§ THE PROBLEM: Exact reproduction of the data is required, with images excluded.

(Saved data entries)
━━━━━━━━━━━━━━━━━━━━
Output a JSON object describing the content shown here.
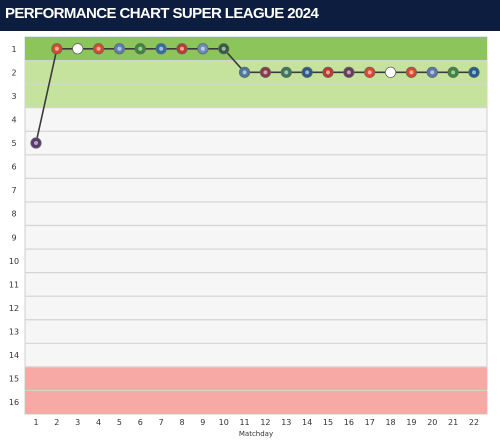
{
  "title": "PERFORMANCE CHART SUPER LEAGUE 2024",
  "colors": {
    "title_bar": "#0c1d3f",
    "zone_top": "#8cc65a",
    "zone_upper": "#c5e39d",
    "zone_bottom": "#f7a9a6",
    "line": "#3b3b3b",
    "grid": "#d4d4d4"
  },
  "chart_data": {
    "type": "line",
    "xlabel": "Matchday",
    "ylabel": "",
    "x": [
      1,
      2,
      3,
      4,
      5,
      6,
      7,
      8,
      9,
      10,
      11,
      12,
      13,
      14,
      15,
      16,
      17,
      18,
      19,
      20,
      21,
      22
    ],
    "y": [
      5,
      1,
      1,
      1,
      1,
      1,
      1,
      1,
      1,
      1,
      2,
      2,
      2,
      2,
      2,
      2,
      2,
      2,
      2,
      2,
      2,
      2
    ],
    "yticks": [
      1,
      2,
      3,
      4,
      5,
      6,
      7,
      8,
      9,
      10,
      11,
      12,
      13,
      14,
      15,
      16
    ],
    "ylim": [
      1,
      16
    ],
    "y_inverted": true,
    "xlim": [
      1,
      22
    ],
    "grid": true,
    "zones": [
      {
        "from": 1,
        "to": 1,
        "color": "#8cc65a"
      },
      {
        "from": 2,
        "to": 3,
        "color": "#c5e39d"
      },
      {
        "from": 15,
        "to": 16,
        "color": "#f7a9a6"
      }
    ],
    "marker_colors": [
      "#5a3a6e",
      "#d94a2b",
      "#ffffff",
      "#d94a2b",
      "#5b7fb6",
      "#3a8a3a",
      "#2f6fa8",
      "#c0392b",
      "#6a8fbf",
      "#2e5e3a",
      "#4a7a9a",
      "#8a3a4a",
      "#3a7a5a",
      "#2a5a8a",
      "#c0392b",
      "#6a3a5a",
      "#d94a2b",
      "#ffffff",
      "#d94a2b",
      "#5a7ab0",
      "#3a8a3a",
      "#1f5f8f"
    ]
  }
}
━━━━━━━━━━━━━━━━━━━━
§ THE ANSWER:
Output a JSON object describing the content shown here.
{
  "title": "PERFORMANCE CHART SUPER LEAGUE 2024",
  "colors": {
    "title_bar": "#0c1d3f",
    "zone_top": "#8cc65a",
    "zone_upper": "#c5e39d",
    "zone_bottom": "#f7a9a6",
    "line": "#3b3b3b",
    "grid": "#d4d4d4"
  },
  "chart_data": {
    "type": "line",
    "xlabel": "Matchday",
    "ylabel": "",
    "x": [
      1,
      2,
      3,
      4,
      5,
      6,
      7,
      8,
      9,
      10,
      11,
      12,
      13,
      14,
      15,
      16,
      17,
      18,
      19,
      20,
      21,
      22
    ],
    "y": [
      5,
      1,
      1,
      1,
      1,
      1,
      1,
      1,
      1,
      1,
      2,
      2,
      2,
      2,
      2,
      2,
      2,
      2,
      2,
      2,
      2,
      2
    ],
    "yticks": [
      1,
      2,
      3,
      4,
      5,
      6,
      7,
      8,
      9,
      10,
      11,
      12,
      13,
      14,
      15,
      16
    ],
    "ylim": [
      1,
      16
    ],
    "y_inverted": true,
    "xlim": [
      1,
      22
    ],
    "grid": true,
    "zones": [
      {
        "from": 1,
        "to": 1,
        "color": "#8cc65a"
      },
      {
        "from": 2,
        "to": 3,
        "color": "#c5e39d"
      },
      {
        "from": 15,
        "to": 16,
        "color": "#f7a9a6"
      }
    ],
    "marker_colors": [
      "#5a3a6e",
      "#d94a2b",
      "#ffffff",
      "#d94a2b",
      "#5b7fb6",
      "#3a8a3a",
      "#2f6fa8",
      "#c0392b",
      "#6a8fbf",
      "#2e5e3a",
      "#4a7a9a",
      "#8a3a4a",
      "#3a7a5a",
      "#2a5a8a",
      "#c0392b",
      "#6a3a5a",
      "#d94a2b",
      "#ffffff",
      "#d94a2b",
      "#5a7ab0",
      "#3a8a3a",
      "#1f5f8f"
    ]
  }
}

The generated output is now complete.